═══ DATASET RECORDS ═══

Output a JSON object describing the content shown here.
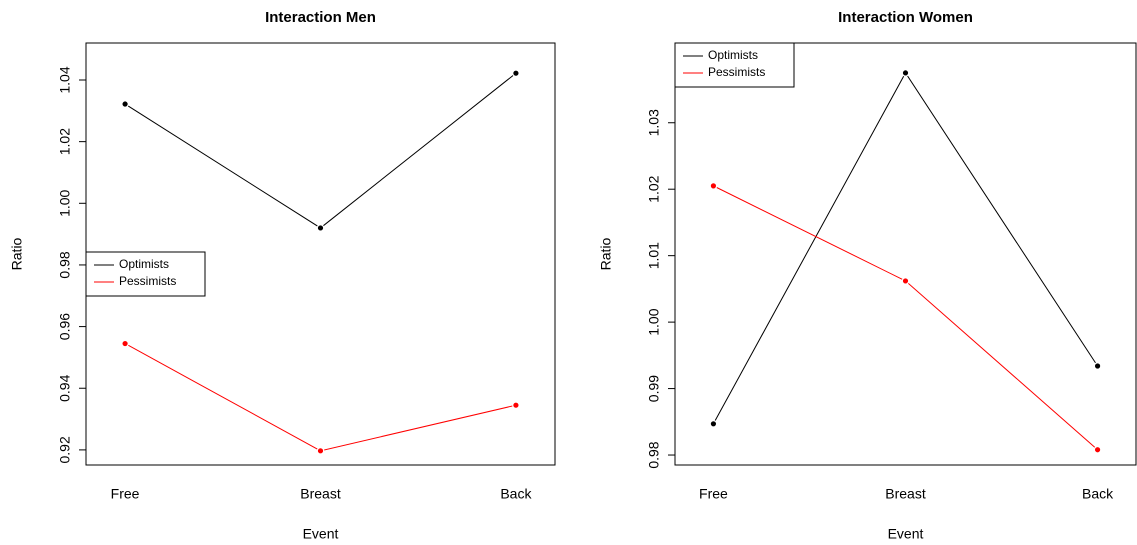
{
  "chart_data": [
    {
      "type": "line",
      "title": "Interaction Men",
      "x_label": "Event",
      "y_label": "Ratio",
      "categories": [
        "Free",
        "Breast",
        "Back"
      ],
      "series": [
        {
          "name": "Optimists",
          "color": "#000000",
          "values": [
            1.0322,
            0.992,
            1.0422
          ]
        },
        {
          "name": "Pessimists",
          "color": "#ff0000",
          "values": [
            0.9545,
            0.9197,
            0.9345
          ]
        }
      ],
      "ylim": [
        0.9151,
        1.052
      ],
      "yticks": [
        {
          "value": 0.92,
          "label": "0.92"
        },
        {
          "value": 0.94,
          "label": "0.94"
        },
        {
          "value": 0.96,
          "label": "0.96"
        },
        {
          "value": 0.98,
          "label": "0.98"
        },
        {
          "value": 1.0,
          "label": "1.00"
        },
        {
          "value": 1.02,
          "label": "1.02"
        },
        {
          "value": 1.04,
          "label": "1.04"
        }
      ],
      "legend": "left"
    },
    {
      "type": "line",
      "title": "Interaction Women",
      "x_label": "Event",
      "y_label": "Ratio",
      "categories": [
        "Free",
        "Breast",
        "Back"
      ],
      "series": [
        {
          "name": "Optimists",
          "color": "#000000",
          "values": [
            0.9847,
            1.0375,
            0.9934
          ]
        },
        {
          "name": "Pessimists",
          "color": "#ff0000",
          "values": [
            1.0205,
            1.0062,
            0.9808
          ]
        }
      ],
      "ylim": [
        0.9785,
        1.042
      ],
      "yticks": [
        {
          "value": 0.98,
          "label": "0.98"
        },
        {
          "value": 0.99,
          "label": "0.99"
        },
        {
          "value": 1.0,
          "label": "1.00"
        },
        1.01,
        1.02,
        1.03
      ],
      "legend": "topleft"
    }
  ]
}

═══
═══ DATASET RECORDS ═══

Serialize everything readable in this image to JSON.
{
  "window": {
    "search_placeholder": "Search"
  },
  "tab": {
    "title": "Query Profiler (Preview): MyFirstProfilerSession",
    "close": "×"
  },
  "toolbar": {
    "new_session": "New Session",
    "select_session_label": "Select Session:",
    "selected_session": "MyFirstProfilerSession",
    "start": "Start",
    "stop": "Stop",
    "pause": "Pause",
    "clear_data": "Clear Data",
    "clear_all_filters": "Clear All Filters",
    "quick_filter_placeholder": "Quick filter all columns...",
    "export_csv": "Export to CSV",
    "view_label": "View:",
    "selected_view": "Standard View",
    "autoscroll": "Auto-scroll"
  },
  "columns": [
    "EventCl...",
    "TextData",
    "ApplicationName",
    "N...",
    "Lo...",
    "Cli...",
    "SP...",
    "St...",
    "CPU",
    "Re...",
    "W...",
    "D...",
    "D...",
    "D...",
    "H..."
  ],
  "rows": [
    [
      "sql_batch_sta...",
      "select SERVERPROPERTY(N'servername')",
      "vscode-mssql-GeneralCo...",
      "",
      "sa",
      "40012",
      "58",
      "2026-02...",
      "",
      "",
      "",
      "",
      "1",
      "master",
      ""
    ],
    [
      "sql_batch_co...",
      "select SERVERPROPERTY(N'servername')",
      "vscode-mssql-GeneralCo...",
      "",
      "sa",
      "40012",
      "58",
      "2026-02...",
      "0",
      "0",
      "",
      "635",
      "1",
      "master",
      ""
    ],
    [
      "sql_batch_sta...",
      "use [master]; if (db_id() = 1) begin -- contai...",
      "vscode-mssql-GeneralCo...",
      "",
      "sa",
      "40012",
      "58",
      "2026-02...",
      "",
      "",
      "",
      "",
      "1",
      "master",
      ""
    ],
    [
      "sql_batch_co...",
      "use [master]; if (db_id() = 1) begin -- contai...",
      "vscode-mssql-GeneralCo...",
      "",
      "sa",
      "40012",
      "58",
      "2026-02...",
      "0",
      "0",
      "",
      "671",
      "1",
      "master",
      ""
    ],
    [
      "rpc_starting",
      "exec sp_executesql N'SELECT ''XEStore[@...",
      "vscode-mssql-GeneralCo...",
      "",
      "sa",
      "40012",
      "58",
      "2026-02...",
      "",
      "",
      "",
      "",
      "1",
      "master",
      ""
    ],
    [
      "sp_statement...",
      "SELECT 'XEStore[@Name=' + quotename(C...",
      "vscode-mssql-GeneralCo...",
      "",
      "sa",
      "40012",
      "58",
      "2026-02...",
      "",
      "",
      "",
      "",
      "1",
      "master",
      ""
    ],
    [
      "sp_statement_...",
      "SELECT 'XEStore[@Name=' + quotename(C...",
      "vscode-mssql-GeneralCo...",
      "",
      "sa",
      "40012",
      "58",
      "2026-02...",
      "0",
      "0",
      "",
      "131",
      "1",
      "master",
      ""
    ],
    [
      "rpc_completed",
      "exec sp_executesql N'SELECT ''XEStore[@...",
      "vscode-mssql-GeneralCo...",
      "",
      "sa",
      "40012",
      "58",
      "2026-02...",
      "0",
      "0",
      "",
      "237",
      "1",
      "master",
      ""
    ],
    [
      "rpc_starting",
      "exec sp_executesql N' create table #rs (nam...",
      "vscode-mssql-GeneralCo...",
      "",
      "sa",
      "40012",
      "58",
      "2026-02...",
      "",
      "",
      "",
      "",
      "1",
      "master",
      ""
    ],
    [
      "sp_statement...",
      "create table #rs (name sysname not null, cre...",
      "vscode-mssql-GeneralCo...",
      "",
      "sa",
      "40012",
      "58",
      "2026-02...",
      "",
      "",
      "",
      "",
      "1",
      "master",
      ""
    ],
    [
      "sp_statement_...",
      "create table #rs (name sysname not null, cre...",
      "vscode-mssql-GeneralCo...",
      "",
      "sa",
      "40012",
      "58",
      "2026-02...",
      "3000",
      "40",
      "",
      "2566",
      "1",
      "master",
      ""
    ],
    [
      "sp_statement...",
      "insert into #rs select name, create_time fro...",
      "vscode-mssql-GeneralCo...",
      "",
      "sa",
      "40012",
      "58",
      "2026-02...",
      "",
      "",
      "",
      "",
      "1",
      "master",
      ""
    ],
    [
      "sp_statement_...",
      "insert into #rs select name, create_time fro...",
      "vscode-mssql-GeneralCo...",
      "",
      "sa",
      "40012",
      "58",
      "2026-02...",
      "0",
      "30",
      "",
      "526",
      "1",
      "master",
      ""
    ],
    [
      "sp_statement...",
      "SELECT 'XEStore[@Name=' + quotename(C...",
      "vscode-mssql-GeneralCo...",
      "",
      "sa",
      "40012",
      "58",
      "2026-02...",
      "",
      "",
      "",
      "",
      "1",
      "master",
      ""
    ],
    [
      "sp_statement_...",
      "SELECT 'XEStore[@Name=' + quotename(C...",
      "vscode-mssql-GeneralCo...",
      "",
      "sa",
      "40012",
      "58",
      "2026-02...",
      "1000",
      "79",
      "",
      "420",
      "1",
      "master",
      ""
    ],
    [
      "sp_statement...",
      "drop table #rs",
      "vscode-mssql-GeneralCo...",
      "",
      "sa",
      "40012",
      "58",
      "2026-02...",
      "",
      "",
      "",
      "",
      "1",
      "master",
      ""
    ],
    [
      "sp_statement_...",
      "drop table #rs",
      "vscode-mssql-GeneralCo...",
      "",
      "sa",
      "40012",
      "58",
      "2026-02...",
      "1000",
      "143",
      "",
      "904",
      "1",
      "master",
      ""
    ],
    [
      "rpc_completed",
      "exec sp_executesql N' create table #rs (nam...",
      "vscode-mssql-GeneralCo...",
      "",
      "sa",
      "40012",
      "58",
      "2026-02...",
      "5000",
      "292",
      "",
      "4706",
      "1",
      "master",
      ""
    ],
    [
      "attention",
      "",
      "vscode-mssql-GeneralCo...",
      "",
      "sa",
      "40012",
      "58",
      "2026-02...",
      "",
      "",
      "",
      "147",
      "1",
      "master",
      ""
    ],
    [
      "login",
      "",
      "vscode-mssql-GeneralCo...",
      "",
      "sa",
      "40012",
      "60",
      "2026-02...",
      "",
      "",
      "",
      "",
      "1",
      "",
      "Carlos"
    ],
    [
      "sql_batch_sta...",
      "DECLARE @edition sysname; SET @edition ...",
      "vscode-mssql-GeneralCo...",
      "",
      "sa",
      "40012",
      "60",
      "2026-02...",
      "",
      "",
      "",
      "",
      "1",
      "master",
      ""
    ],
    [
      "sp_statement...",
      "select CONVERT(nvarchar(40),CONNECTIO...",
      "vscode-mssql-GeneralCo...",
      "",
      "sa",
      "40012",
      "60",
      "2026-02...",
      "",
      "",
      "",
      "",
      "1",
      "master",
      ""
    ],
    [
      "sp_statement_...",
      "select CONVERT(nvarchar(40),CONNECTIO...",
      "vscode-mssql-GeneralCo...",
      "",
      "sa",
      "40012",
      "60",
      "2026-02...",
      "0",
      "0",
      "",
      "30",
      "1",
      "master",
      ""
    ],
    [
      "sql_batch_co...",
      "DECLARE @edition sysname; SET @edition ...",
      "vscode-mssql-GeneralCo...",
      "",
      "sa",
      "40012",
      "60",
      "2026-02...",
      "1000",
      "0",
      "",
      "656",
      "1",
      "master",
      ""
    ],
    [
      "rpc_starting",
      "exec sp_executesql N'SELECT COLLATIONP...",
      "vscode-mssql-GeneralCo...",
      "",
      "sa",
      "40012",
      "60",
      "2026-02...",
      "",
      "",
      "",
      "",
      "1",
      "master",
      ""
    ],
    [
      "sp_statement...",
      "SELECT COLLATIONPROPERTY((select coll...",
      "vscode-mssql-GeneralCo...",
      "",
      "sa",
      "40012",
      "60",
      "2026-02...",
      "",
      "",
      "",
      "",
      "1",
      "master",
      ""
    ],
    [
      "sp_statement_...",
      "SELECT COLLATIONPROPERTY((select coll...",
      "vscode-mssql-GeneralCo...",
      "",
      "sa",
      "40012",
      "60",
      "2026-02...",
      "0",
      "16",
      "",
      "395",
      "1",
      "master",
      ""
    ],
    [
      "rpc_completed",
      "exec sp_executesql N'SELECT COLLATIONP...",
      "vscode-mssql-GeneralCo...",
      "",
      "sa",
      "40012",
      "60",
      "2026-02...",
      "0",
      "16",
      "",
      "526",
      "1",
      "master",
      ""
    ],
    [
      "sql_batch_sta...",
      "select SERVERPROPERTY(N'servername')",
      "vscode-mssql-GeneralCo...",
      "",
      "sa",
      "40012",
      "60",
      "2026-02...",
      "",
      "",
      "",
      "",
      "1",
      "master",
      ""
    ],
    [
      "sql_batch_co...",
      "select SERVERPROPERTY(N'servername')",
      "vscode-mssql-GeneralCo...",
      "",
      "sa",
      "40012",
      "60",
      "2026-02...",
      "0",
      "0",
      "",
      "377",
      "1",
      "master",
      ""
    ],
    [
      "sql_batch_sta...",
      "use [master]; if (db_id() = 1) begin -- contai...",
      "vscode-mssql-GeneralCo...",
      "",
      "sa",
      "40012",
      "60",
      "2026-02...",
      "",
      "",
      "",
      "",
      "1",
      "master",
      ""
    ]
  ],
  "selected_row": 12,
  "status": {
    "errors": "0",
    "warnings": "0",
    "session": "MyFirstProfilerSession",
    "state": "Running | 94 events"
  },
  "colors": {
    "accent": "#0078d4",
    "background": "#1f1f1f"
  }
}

═══

**DIRECTIVE**:
Look over the listing. Pull out every line with the string "Clear" in it.

**OUTPUT**:
    "clear_data": "Clear Data",
    "clear_all_filters": "Clear All Filters",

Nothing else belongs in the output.